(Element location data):
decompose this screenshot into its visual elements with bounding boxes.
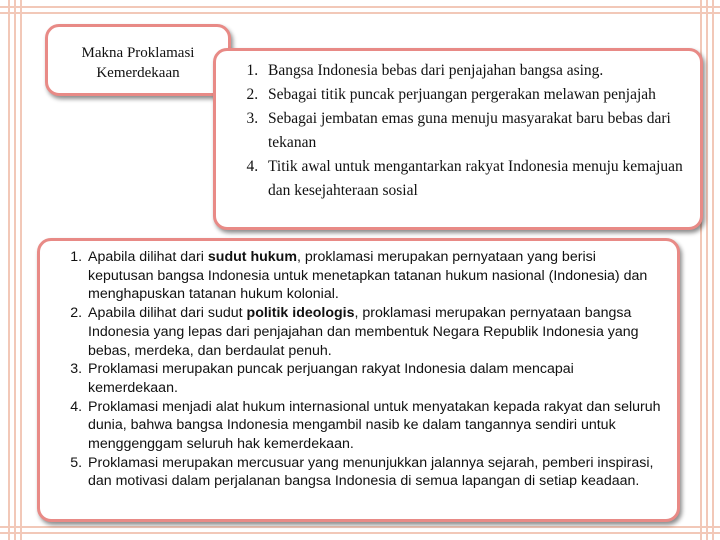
decor-stripe [0, 6, 720, 8]
decor-stripe [0, 532, 720, 534]
title-box [45, 24, 231, 96]
point-item-4: 4. Proklamasi menjadi alat hukum internasional untuk menyatakan kepada rakyat dan seluruh dunia, bahwa bangsa Indonesia mengambil nasib ke dalam tangannya sendiri untuk menggenggam seluruh hak kemerdekaan. [86, 398, 665, 454]
decor-stripe [706, 0, 708, 540]
point-keyword: sudut hukum [207, 249, 297, 265]
meaning-item: 2. Sebagai titik puncak perjuangan pergerakan melawan penjajah [262, 83, 690, 107]
point-item-2 [86, 304, 665, 360]
point-item-1 [86, 248, 665, 304]
point-item-3: 3. Proklamasi merupakan puncak perjuangan rakyat Indonesia dalam mencapai kemerdekaan. [86, 360, 665, 397]
meaning-list-box [213, 48, 703, 230]
point-text: Apabila dilihat dari sudut [88, 305, 247, 322]
point-text: , proklamasi merupakan pernyataan yang berisi keputusan bangsa Indonesia untuk menetapkan tatanan hukum nasional (Indonesia) dan menghapuskan tatanan hukum kolonial. [88, 249, 648, 303]
decor-stripe [712, 0, 714, 540]
point-text: , proklamasi merupakan pernyataan bangsa Indonesia yang lepas dari penjajahan dan membentuk Negara Republik Indonesia yang bebas, merdeka, dan berdaulat penuh. [88, 305, 639, 359]
points-list [48, 248, 665, 491]
point-keyword: politik ideologis [246, 305, 355, 322]
meaning-list [228, 59, 690, 203]
meaning-item: 3. Sebagai jembatan emas guna menuju masyarakat baru bebas dari tekanan [262, 107, 690, 155]
title-line-2: Kemerdekaan [96, 65, 180, 81]
point-item-5: 5. Proklamasi merupakan mercusuar yang menunjukkan jalannya sejarah, pemberi inspirasi, dan motivasi dalam perjalanan bangsa Indonesia di semua lapangan di setiap keadaan. [86, 454, 665, 491]
decor-stripe [8, 0, 10, 540]
point-text: Apabila dilihat dari [88, 249, 208, 265]
meaning-item: 4. Titik awal untuk mengantarkan rakyat Indonesia menuju kemajuan dan kesejahteraan sosial [262, 155, 690, 203]
decor-stripe [0, 12, 720, 14]
meaning-item: 1. Bangsa Indonesia bebas dari penjajahan bangsa asing. [262, 59, 690, 83]
decor-stripe [20, 0, 22, 540]
decor-stripe [14, 0, 16, 540]
points-list-box [37, 238, 680, 522]
title-line-1: Makna Proklamasi [81, 45, 195, 61]
decor-stripe [0, 526, 720, 528]
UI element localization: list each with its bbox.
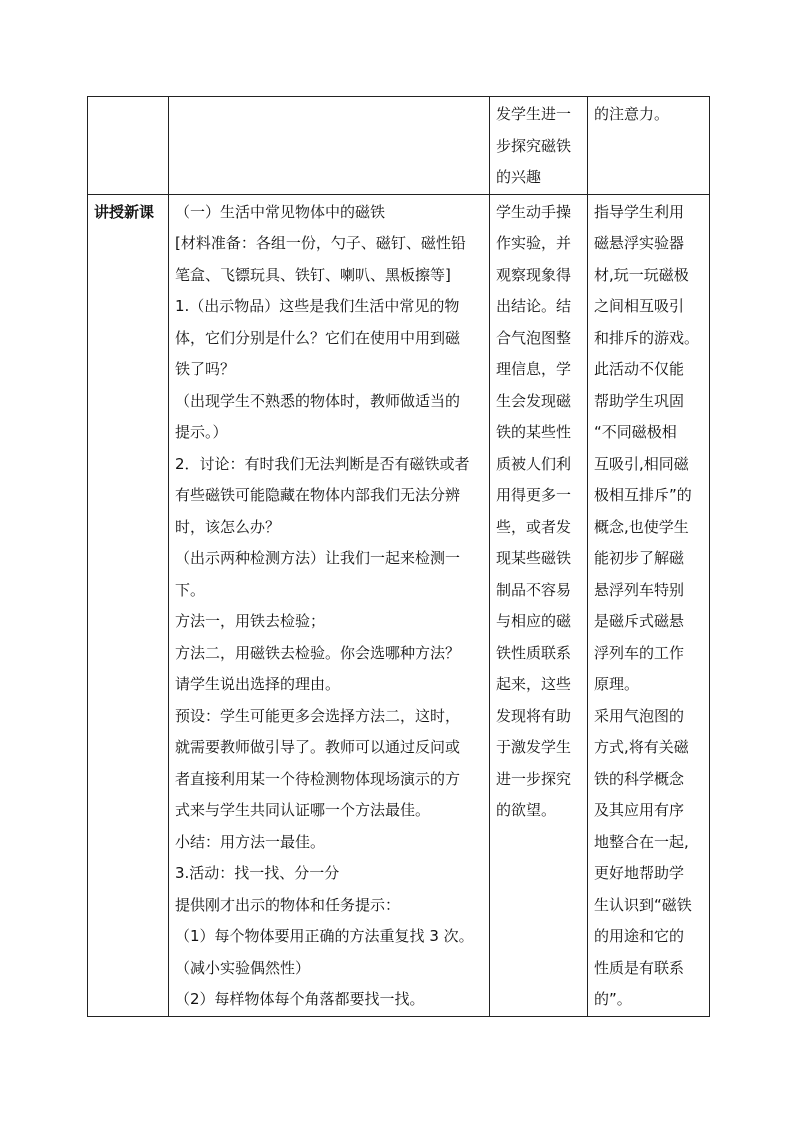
text-line: 方法一，用铁去检验； xyxy=(175,612,326,630)
text-line: 铁的科学概念 xyxy=(594,769,685,788)
text-line: 浮列车的工作 xyxy=(594,643,685,662)
row1-content-cell xyxy=(169,97,490,195)
text-line: 铁性质联系 xyxy=(496,643,572,662)
text-line: 理信息，学 xyxy=(496,360,572,378)
text-line: 合气泡图整 xyxy=(496,328,572,347)
text-line: 此活动不仅能 xyxy=(594,360,685,378)
teaching-content-cell xyxy=(169,194,490,1016)
text-line: 发现将有助 xyxy=(496,706,572,725)
text-line: 现某些磁铁 xyxy=(496,549,572,567)
text-line: 概念,也使学生 xyxy=(594,517,689,536)
text-line: 下。 xyxy=(175,580,206,599)
text-line: 笔盒、飞镖玩具、铁钉、喇叭、黑板擦等] xyxy=(175,265,451,284)
student-activity-cell xyxy=(490,194,588,1016)
text-line: “不同磁极相 xyxy=(594,423,677,441)
text-line: 者直接利用某一个待检测物体现场演示的方 xyxy=(175,769,461,788)
text-line: 质被人们利 xyxy=(496,454,572,473)
text-line: 铁的某些性 xyxy=(496,423,572,441)
text-line: 1.（出示物品）这些是我们生活中常见的物 xyxy=(175,297,460,315)
text-line: （1）每个物体要用正确的方法重复找 3 次。 xyxy=(175,927,474,945)
row1-design-intent-cell xyxy=(588,97,710,195)
text-line: 的用途和它的 xyxy=(594,927,685,945)
text-line: 小结：用方法一最佳。 xyxy=(175,832,326,851)
text-line: 制品不容易 xyxy=(496,580,572,599)
text-line: 的注意力。 xyxy=(594,105,670,123)
text-line: 作实验，并 xyxy=(496,234,572,252)
text-line: 极相互排斥”的 xyxy=(594,486,692,504)
text-line: 3.活动：找一找、分一分 xyxy=(175,864,340,882)
text-line: 出结论。结 xyxy=(496,297,572,315)
text-line: 生会发现磁 xyxy=(496,391,572,410)
text-line: 用得更多一 xyxy=(496,486,572,504)
text-line: 步探究磁铁 xyxy=(496,136,572,155)
text-line: [材料准备：各组一份，勺子、磁钉、磁性铅 xyxy=(175,234,466,252)
text-line: 发学生进一 xyxy=(496,105,572,123)
section-label-cell: 讲授新课 xyxy=(88,194,169,1016)
text-line: 材,玩一玩磁极 xyxy=(594,265,689,284)
table-row xyxy=(88,194,710,1016)
lesson-plan-table xyxy=(87,96,710,1017)
text-line: 磁悬浮实验器 xyxy=(594,234,685,252)
text-line: 互吸引,相同磁 xyxy=(594,454,689,473)
text-line: 式来与学生共同认证哪一个方法最佳。 xyxy=(175,801,431,819)
text-line: 悬浮列车特别 xyxy=(594,580,685,599)
text-line: 与相应的磁 xyxy=(496,612,572,630)
text-line: 及其应用有序 xyxy=(594,801,685,819)
text-line: 就需要教师做引导了。教师可以通过反问或 xyxy=(175,738,461,756)
design-intent-cell xyxy=(588,194,710,1016)
text-line: 些，或者发 xyxy=(496,517,572,536)
text-line: 有些磁铁可能隐藏在物体内部我们无法分辨 xyxy=(175,486,461,504)
text-line: （出现学生不熟悉的物体时，教师做适当的 xyxy=(175,391,461,410)
text-line: 地整合在一起, xyxy=(594,832,689,851)
text-line: 体，它们分别是什么？它们在使用中用到磁 xyxy=(175,328,461,347)
text-line: 采用气泡图的 xyxy=(594,706,685,725)
text-line: 时，该怎么办？ xyxy=(175,517,281,536)
text-line: 和排斥的游戏。 xyxy=(594,328,700,347)
text-line: 指导学生利用 xyxy=(594,202,685,221)
text-line: 进一步探究 xyxy=(496,769,572,788)
text-line: 铁了吗？ xyxy=(175,360,236,378)
text-line: 预设：学生可能更多会选择方法二，这时， xyxy=(175,706,461,725)
text-line: 请学生说出选择的理由。 xyxy=(175,675,341,693)
text-line: 能初步了解磁 xyxy=(594,549,685,567)
text-line: 的”。 xyxy=(594,990,632,1008)
text-line: （一）生活中常见物体中的磁铁 xyxy=(175,202,386,221)
text-line: 于激发学生 xyxy=(496,738,572,756)
text-line: （出示两种检测方法）让我们一起来检测一 xyxy=(175,549,461,567)
text-line: 方法二，用磁铁去检验。你会选哪种方法？ xyxy=(175,643,461,662)
text-line: （2）每样物体每个角落都要找一找。 xyxy=(175,990,425,1008)
text-line: 生认识到“磁铁 xyxy=(594,895,692,914)
text-line: 的兴趣 xyxy=(496,168,542,186)
text-line: 观察现象得 xyxy=(496,265,572,284)
text-line: 2．讨论：有时我们无法判断是否有磁铁或者 xyxy=(175,454,470,473)
text-line: 学生动手操 xyxy=(496,202,572,221)
text-line: 起来，这些 xyxy=(496,675,572,693)
row1-label-cell xyxy=(88,97,169,195)
text-line: 是磁斥式磁悬 xyxy=(594,612,685,630)
text-line: 性质是有联系 xyxy=(594,958,685,977)
text-line: 提供刚才出示的物体和任务提示： xyxy=(175,895,401,914)
text-line: 之间相互吸引 xyxy=(594,297,685,315)
text-line: 提示。） xyxy=(175,423,228,441)
text-line: 原理。 xyxy=(594,675,640,693)
table-row xyxy=(88,97,710,195)
text-line: 帮助学生巩固 xyxy=(594,391,685,410)
row1-student-activity-cell xyxy=(490,97,588,195)
text-line: 更好地帮助学 xyxy=(594,864,685,882)
text-line: 方式,将有关磁 xyxy=(594,738,689,756)
text-line: （减小实验偶然性） xyxy=(175,958,311,977)
text-line: 的欲望。 xyxy=(496,801,557,819)
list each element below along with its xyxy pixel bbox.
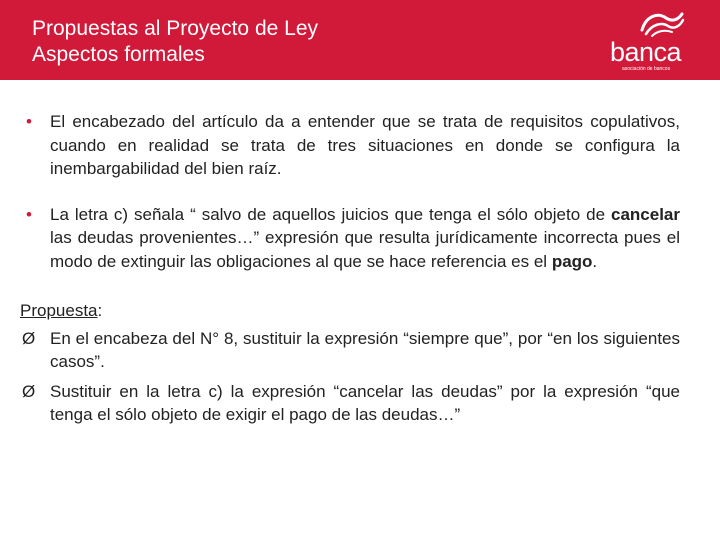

(What you need to do):
Copy word for word the lines of the listing above, from the line holding "text-line: 方法一，用铁去检验； xyxy=(175,612,326,630)" through the line holding "text-line: 此活动不仅能 xyxy=(594,360,685,378)", both included.

(Written solution):
text-line: 方法一，用铁去检验； xyxy=(175,612,326,630)
text-line: 铁的科学概念 xyxy=(594,769,685,788)
text-line: 浮列车的工作 xyxy=(594,643,685,662)
row1-content-cell xyxy=(169,97,490,195)
text-line: 铁性质联系 xyxy=(496,643,572,662)
text-line: 理信息，学 xyxy=(496,360,572,378)
text-line: 合气泡图整 xyxy=(496,328,572,347)
text-line: 此活动不仅能 xyxy=(594,360,685,378)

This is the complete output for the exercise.